▶ _Given instruction_: Where a line of the listing below includes the word "xlabel", reproduce that line.

◆ ◆ ◆ ◆

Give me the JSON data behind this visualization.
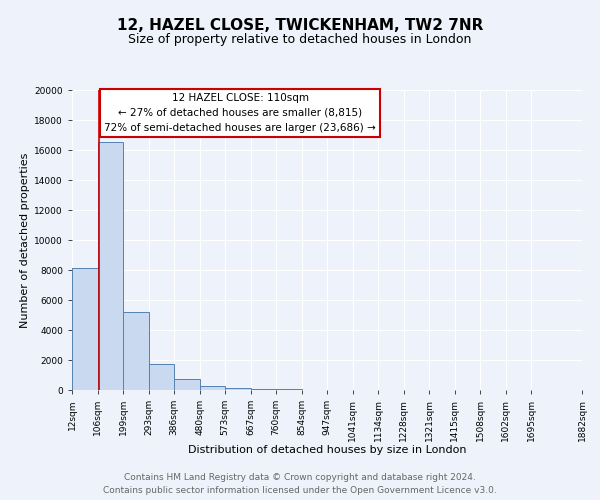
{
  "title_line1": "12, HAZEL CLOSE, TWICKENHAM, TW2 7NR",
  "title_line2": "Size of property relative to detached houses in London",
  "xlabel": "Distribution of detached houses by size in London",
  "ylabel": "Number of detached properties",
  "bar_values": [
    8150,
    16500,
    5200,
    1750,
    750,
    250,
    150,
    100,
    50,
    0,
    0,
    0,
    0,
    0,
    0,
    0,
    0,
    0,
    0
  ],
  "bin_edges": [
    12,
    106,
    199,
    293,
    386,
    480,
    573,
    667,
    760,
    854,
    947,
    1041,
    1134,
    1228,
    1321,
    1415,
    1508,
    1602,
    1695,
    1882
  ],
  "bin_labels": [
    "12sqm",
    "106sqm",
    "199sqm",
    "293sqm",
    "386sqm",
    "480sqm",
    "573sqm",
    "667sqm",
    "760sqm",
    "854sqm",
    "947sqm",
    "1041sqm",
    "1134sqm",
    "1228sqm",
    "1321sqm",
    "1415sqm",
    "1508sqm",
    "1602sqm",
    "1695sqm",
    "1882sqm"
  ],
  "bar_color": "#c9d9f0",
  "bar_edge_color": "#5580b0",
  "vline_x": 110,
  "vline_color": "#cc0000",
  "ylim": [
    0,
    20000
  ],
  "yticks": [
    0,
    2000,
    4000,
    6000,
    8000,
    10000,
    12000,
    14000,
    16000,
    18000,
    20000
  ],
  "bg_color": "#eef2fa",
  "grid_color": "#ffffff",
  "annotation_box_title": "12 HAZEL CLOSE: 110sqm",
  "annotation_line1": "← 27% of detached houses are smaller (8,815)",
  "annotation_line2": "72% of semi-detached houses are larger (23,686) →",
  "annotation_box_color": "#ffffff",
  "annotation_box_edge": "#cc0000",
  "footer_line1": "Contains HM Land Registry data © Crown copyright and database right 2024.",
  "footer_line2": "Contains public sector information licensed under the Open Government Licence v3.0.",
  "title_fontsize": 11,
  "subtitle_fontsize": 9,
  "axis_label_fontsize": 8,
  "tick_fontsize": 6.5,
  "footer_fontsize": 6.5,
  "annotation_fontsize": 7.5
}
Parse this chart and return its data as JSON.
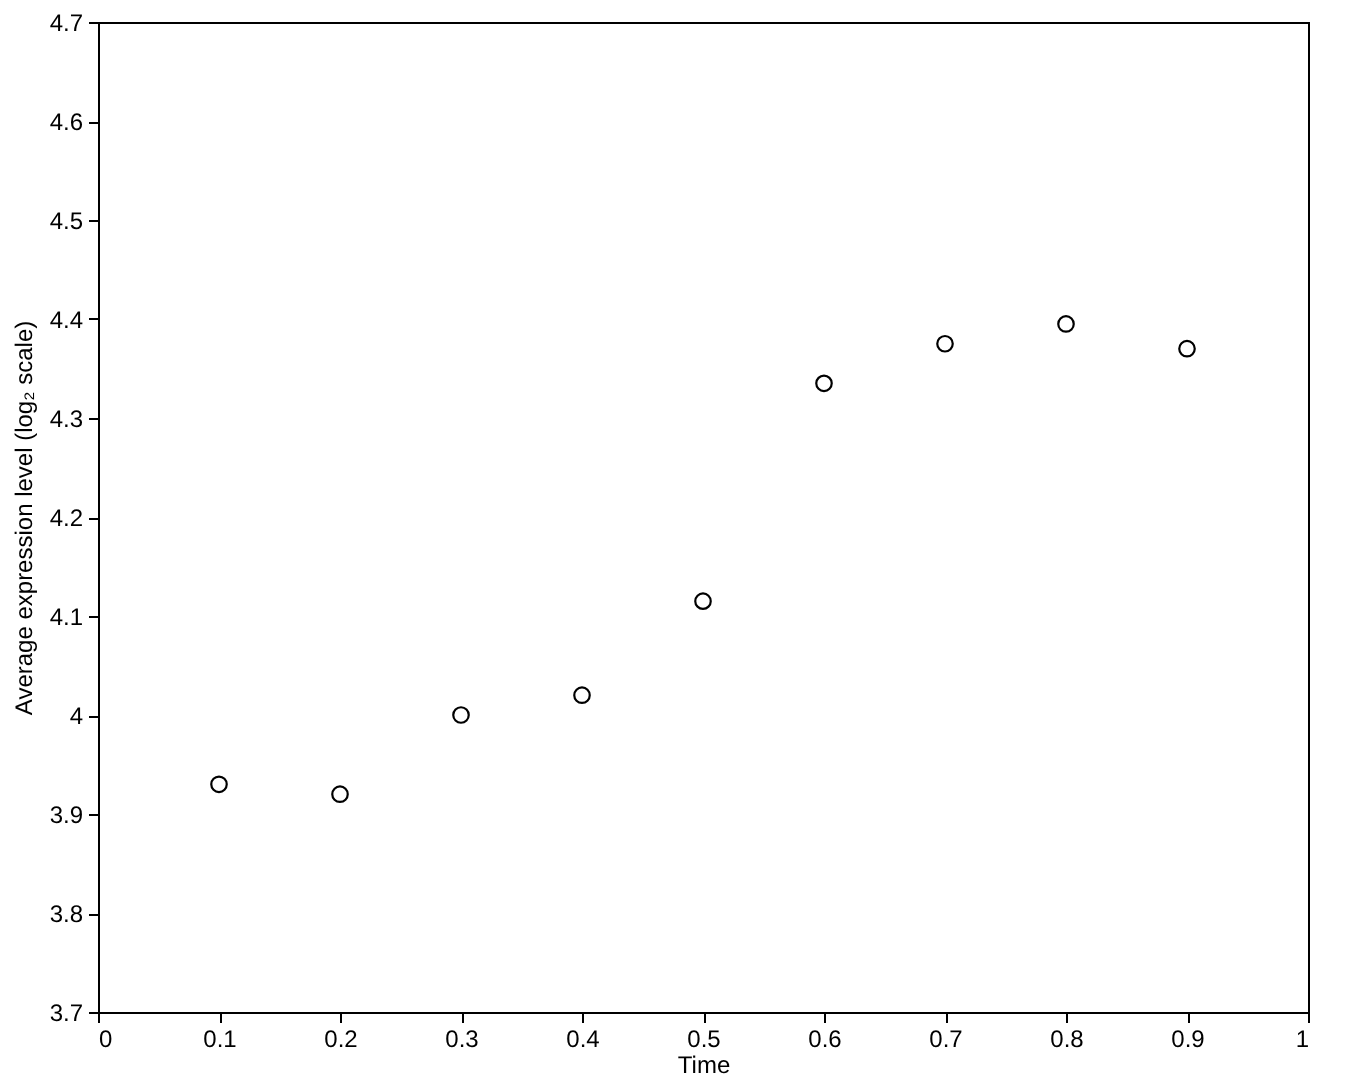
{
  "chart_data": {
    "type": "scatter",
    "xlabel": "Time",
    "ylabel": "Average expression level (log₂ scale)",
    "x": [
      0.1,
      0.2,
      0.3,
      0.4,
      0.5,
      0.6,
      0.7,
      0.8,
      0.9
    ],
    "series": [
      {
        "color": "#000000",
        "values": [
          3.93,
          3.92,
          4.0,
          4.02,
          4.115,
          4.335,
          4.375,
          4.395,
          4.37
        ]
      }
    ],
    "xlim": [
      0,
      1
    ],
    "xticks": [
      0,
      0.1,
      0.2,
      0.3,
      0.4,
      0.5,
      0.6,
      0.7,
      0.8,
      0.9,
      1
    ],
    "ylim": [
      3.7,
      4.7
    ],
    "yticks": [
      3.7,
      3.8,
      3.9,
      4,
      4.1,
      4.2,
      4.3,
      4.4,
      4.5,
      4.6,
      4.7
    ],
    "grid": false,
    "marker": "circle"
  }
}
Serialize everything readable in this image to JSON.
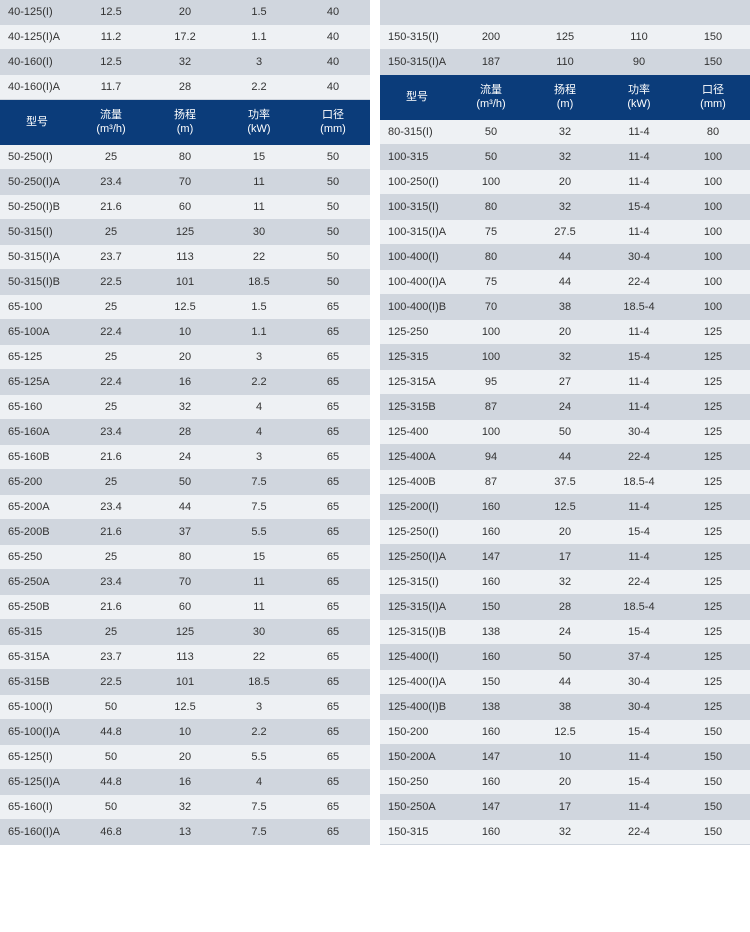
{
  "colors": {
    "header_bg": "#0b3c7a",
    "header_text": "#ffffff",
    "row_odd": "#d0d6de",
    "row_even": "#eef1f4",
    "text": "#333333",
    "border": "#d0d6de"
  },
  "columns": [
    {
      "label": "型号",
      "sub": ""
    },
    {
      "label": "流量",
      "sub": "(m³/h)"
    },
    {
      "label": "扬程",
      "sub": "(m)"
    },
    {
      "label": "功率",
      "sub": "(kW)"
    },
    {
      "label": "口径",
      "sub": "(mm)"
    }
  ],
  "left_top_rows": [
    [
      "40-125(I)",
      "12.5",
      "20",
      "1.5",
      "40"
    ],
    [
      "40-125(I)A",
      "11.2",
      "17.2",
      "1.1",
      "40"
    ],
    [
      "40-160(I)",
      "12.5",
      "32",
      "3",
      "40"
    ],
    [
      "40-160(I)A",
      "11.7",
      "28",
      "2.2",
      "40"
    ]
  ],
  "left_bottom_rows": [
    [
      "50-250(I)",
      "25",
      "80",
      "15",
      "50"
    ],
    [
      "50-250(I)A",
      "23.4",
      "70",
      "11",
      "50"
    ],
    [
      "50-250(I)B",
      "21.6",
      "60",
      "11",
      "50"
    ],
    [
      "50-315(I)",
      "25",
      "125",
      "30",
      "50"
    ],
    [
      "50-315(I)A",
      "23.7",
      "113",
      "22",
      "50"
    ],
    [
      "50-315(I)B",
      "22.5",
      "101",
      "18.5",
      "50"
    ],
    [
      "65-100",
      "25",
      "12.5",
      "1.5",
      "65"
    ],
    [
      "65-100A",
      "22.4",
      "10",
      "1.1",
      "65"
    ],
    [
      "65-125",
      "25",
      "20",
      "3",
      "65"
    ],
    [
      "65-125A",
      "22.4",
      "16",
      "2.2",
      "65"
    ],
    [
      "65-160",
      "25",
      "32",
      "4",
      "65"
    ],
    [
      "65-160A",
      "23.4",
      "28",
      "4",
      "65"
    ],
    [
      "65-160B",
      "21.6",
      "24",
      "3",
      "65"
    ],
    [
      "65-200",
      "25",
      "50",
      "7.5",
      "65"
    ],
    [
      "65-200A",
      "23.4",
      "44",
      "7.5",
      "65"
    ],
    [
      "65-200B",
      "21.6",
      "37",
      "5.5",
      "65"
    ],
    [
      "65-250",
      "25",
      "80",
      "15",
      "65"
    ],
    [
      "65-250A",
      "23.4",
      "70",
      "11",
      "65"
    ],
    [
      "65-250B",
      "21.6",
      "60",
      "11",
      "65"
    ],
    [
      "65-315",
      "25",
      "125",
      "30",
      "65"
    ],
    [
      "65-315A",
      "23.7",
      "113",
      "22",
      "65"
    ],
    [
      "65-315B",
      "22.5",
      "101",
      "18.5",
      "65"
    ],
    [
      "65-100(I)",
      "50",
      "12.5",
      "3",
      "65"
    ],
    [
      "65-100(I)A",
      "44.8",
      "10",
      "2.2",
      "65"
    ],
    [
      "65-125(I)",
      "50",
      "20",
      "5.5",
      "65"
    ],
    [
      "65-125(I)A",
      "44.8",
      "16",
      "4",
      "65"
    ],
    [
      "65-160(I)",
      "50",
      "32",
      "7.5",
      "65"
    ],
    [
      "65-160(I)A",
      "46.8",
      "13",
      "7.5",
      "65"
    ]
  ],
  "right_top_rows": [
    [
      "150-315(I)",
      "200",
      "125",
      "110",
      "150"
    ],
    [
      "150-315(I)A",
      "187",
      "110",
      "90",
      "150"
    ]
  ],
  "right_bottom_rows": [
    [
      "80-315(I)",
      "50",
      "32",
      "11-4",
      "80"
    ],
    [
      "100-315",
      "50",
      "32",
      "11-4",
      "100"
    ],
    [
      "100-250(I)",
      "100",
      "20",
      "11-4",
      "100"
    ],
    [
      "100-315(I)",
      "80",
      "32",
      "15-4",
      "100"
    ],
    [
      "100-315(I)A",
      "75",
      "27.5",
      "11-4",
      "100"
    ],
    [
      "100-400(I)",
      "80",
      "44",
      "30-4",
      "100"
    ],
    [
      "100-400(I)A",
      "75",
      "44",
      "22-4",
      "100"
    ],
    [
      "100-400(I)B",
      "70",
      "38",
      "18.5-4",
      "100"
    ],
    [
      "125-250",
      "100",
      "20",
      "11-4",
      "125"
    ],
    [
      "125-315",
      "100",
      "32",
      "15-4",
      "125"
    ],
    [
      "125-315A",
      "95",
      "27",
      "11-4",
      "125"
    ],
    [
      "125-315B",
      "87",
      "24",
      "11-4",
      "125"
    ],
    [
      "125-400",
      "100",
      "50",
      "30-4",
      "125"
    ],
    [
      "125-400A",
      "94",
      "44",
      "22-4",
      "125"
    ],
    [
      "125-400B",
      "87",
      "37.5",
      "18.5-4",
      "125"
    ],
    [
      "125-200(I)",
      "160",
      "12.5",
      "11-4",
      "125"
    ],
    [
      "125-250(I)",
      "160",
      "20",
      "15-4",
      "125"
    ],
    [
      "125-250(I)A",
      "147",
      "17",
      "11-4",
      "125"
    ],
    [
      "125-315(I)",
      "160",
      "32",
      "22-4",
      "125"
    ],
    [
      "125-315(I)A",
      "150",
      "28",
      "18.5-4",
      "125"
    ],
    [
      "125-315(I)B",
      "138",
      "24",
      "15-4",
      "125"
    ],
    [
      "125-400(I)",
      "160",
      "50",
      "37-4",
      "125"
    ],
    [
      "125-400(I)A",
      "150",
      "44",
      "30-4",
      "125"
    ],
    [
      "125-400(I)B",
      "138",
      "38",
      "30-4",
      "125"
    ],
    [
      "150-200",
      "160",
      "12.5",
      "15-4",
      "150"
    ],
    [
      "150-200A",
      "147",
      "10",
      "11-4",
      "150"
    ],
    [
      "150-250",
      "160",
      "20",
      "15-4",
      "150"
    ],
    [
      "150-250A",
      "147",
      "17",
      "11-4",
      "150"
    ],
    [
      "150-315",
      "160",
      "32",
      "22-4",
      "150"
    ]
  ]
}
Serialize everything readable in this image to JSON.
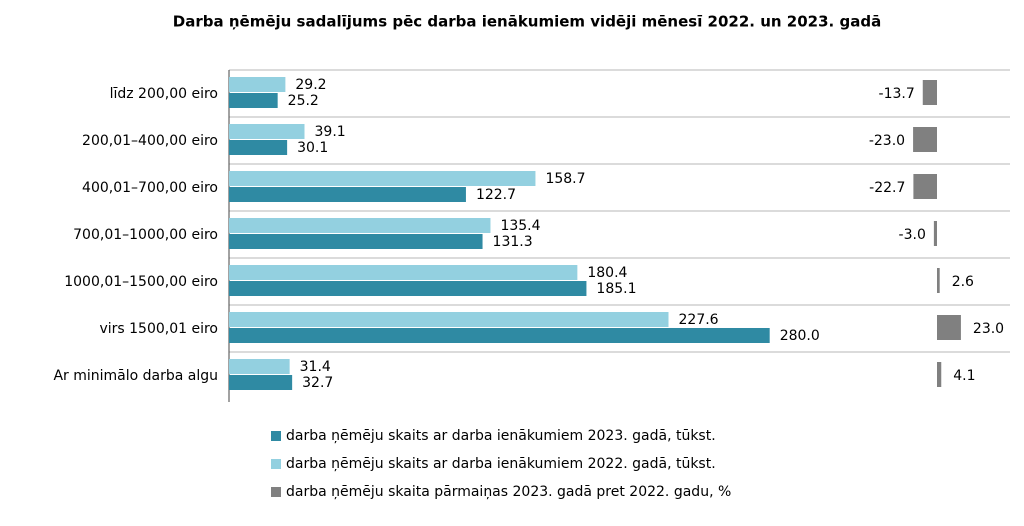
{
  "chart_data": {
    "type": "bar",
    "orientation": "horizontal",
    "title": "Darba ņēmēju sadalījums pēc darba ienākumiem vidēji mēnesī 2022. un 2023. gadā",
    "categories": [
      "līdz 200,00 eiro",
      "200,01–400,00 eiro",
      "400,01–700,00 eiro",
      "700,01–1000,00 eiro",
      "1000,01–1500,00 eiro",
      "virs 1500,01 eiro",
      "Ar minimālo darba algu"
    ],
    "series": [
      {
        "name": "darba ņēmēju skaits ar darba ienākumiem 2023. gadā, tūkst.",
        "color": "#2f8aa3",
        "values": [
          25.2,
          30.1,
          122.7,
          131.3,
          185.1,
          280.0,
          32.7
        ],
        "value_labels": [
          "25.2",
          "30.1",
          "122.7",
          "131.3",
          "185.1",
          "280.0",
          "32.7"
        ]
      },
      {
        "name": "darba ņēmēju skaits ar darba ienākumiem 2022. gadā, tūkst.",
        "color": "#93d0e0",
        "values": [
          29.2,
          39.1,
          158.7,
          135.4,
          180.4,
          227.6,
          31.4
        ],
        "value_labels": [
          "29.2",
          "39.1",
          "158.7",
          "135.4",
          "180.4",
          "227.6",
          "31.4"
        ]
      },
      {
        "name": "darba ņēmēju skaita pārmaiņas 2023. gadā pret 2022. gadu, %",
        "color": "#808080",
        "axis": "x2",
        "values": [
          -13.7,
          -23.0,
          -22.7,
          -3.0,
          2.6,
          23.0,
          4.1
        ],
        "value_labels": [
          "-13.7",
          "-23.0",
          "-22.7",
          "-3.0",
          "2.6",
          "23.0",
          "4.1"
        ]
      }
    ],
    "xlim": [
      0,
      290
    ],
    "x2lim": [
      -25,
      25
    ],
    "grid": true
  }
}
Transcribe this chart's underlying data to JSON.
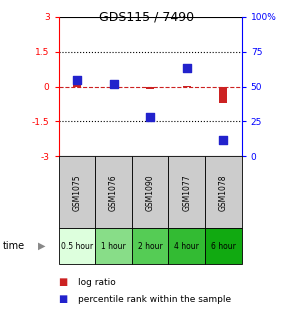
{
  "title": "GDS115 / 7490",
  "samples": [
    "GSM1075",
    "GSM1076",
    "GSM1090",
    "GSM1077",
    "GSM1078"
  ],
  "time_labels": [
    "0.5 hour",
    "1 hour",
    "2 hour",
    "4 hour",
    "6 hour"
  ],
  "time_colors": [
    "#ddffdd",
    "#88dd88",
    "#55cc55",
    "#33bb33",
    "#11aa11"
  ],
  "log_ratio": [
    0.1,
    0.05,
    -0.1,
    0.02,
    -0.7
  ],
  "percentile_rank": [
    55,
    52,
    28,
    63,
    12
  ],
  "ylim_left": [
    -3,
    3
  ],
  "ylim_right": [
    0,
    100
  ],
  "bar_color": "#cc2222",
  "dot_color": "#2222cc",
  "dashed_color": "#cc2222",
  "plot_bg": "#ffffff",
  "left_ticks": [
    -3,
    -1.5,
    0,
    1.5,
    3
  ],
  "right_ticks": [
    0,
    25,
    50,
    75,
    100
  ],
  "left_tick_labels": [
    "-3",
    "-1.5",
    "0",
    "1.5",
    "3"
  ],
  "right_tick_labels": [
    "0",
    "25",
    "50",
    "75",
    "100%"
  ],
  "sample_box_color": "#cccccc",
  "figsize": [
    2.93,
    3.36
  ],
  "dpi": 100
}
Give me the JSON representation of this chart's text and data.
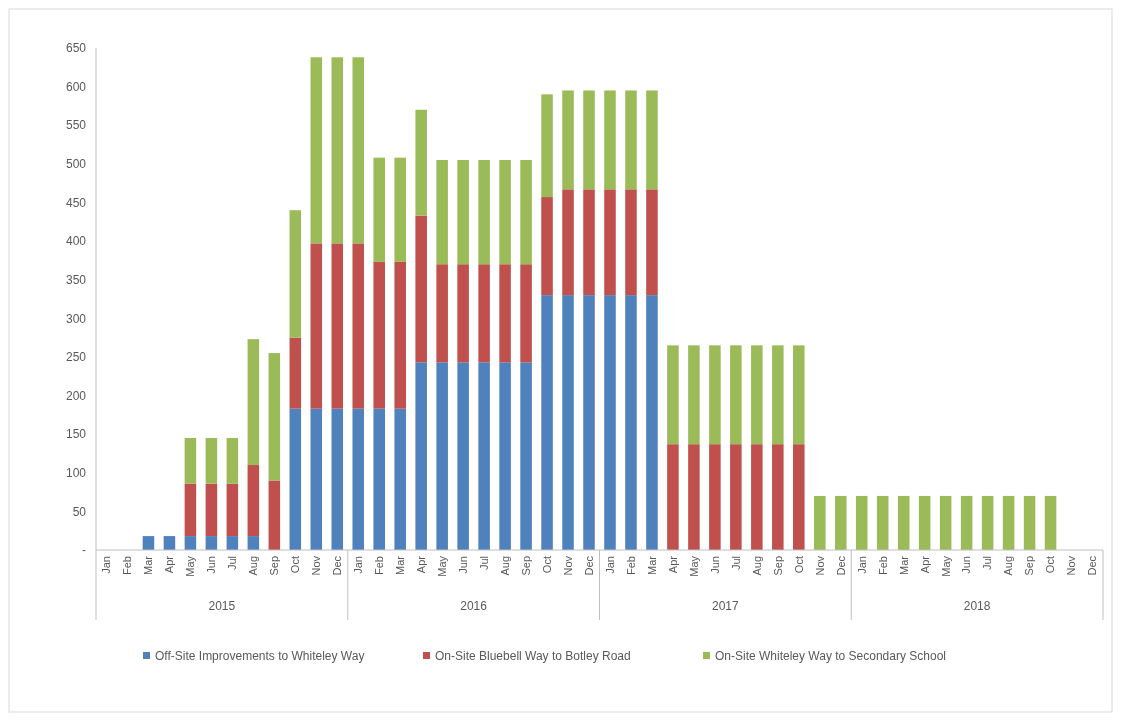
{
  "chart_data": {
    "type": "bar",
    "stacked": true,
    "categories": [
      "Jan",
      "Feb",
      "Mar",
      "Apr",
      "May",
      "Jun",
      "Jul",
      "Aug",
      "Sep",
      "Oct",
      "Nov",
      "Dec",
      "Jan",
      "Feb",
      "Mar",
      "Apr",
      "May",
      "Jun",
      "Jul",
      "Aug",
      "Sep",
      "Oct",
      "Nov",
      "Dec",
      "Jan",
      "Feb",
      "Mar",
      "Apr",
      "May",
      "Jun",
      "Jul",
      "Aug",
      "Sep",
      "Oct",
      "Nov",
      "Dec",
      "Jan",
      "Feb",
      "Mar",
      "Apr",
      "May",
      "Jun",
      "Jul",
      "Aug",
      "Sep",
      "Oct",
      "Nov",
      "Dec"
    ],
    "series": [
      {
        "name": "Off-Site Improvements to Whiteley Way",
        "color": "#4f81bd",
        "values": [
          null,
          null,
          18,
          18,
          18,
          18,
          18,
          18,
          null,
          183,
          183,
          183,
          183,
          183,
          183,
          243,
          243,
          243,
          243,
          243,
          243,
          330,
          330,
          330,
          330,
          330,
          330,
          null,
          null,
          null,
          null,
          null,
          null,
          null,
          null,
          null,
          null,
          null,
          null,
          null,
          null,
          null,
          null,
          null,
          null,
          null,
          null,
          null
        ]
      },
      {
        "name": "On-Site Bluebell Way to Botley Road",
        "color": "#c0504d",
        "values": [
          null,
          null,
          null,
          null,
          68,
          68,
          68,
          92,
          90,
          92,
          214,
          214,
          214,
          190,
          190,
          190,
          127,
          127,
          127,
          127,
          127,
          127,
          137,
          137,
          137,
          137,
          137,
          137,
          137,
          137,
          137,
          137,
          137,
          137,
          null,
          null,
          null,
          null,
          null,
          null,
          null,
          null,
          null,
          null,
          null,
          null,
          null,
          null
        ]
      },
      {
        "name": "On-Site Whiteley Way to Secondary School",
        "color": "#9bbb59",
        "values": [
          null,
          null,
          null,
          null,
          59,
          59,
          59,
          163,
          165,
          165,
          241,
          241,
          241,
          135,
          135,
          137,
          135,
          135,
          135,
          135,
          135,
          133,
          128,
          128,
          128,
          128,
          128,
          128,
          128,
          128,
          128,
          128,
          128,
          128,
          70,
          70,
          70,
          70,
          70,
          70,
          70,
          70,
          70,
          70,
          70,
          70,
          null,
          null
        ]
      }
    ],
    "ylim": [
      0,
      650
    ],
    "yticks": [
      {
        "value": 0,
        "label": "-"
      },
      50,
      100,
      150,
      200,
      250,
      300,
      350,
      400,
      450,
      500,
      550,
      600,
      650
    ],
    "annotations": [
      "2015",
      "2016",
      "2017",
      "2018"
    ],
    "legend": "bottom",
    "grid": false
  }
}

◆ ◆ ◆ ◆

▶ _Problem solution_:
  "xlabel": "Distribution of detached houses by size in London",
    "xlabel": "Time",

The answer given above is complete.